QUESTIONS ▸
A - In the face angle thread, rewrite the passage from "At impact if" up to and including "was traveling in.", swapping "swing path" for "club path".
B - Pick up the face angle thread where it stops and write what follows.

SOURCE PASSAGE ▸
[Start of section]
# Face Angle



## Nick_Toye (May 4, 2014)

Ok, can I clarify what it means when you can adjust the Loft and Face Angle on some of these Drivers, woods and hybrids.

I'm not sure what they mean by the left right or neutral face.  Is that how I address the ball?


----------



## srixon 1 (May 4, 2014)

Nick_Toye said:



			Ok, can I clarify what it means when you can adjust the Loft and Face Angle on some of these Drivers, woods and hybrids.

I'm not sure what they mean by the left right or neutral face.  Is that how I address the ball?
		
Click to expand...

Have a look at this, it might explain some of your qustions

http://www.golfclub-technology.com/driver-face-angle.html

http://www.golfclub-technology.com/adjustabledriver.html


----------



## Nick_Toye (May 4, 2014)

Ok, so closed is right and open is left?


----------



## the_coach (May 4, 2014)

Nick_Toye said:



			Ok, can I clarify what it means when you can adjust the Loft and Face Angle on some of these Drivers, woods and hybrids.

I'm not sure what they mean by the left right or neutral face.  Is that how I address the ball?
		
Click to expand...

At impact if your face angle is pointing left that's where the ball will start, pointing right it will start right, square it'll start straight, what happens to the direction of travel after that initial start line depends on both where on the face the ball was struck (center, heel, toe) & what the direction of the swing path was traveling in.
[End of section]
LISTED RECORDS ▸
[Start of section]
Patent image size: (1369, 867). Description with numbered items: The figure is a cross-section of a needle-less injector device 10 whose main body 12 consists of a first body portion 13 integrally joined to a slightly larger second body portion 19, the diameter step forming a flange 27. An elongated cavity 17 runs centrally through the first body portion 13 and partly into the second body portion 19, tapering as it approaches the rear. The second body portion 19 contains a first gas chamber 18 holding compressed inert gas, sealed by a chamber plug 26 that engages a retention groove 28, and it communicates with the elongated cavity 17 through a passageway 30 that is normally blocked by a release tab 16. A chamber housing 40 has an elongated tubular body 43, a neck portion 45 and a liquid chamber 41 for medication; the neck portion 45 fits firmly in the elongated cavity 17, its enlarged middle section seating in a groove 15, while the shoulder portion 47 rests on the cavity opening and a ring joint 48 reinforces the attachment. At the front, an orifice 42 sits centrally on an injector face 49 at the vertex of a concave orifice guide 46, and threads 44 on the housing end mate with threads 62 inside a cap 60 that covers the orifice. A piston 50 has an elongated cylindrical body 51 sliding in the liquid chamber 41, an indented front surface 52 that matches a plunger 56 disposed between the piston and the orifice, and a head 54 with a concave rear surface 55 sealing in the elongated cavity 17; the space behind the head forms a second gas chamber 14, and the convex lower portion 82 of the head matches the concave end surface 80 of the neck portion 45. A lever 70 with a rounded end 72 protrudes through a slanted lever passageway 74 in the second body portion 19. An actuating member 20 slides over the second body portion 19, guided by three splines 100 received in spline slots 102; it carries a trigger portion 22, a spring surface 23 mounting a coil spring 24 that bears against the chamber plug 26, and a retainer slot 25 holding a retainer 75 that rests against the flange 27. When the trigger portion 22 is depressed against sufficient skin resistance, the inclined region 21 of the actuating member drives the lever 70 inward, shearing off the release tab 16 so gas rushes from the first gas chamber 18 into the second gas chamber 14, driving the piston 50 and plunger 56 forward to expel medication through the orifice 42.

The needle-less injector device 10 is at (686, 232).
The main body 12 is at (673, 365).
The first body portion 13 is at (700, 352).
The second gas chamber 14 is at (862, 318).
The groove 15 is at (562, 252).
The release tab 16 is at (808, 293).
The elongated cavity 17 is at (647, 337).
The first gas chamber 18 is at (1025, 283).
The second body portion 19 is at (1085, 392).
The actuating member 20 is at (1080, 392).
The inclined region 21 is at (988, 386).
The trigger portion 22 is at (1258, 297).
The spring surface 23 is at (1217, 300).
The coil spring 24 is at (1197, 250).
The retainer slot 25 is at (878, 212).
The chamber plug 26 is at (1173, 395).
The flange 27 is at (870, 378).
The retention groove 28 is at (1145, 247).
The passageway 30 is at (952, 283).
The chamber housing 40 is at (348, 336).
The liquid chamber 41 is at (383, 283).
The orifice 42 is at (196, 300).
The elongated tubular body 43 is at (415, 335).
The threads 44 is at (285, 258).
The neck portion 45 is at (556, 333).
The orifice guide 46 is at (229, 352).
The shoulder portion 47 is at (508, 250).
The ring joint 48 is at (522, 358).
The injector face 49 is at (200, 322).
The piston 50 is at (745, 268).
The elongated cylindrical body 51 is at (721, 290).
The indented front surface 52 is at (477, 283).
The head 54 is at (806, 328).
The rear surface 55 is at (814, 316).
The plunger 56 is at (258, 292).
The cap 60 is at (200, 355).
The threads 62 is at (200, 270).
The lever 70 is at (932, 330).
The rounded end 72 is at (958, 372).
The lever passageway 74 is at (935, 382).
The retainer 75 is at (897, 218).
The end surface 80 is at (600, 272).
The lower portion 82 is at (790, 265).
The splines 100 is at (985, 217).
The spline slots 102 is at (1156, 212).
[End of section]
ANSWER SECTION ▸
A -
At impact if your face angle is pointing left that's where the ball will start, pointing right it will start right, square it'll start straight, what happens to the direction of travel after that initial start line depends on both where on the face the ball was struck (center, heel, toe) & what the direction of the club path was traveling in.

B -
Example, if you're trying to get rid of a slice, so you adjust the face angle of an adjustable club by direction/orientation (or/& weights adjustment) so the face is closed, so looking left of square, if your swing path is still heavily out to in, the ball will now start even further left than it would have if the face had been left in the 'square' orientation. Depending on how much the adjusted closed face differs from the swing path (in degrees) the ball could either stay straight left, start left & move even further left, or start left 7 come back right some.

If you're trying to change a flight direction pattern you not only need to be aware of face angle through impact but have to work on the swing path direction also. Plus before you start any of this make sure you have the grip in the correct position.


----------



## the_coach (May 4, 2014)

Nick_Toye said:



			Ok, so closed is right and open is left?
		
Click to expand...

No the opposite, a face angle looking to the right of the ball/target line at address/impact is open, looking to left is closed.


----------



## Nick_Toye (May 4, 2014)

the_coach said:



			No the opposite, a face angle looking to the right of the ball/target line at address/impact is open, looking to left is closed.
		
Click to expand...

Yeah sorry that's what I meant.

I just have a Covert Driver that has adjustable lofts and face angle, but I just don't get how it works.  Even though I may be new to the game and I don't need to know as such, I like to know how things work.  Just how I'm built.


----------



## Nick_Toye (May 4, 2014)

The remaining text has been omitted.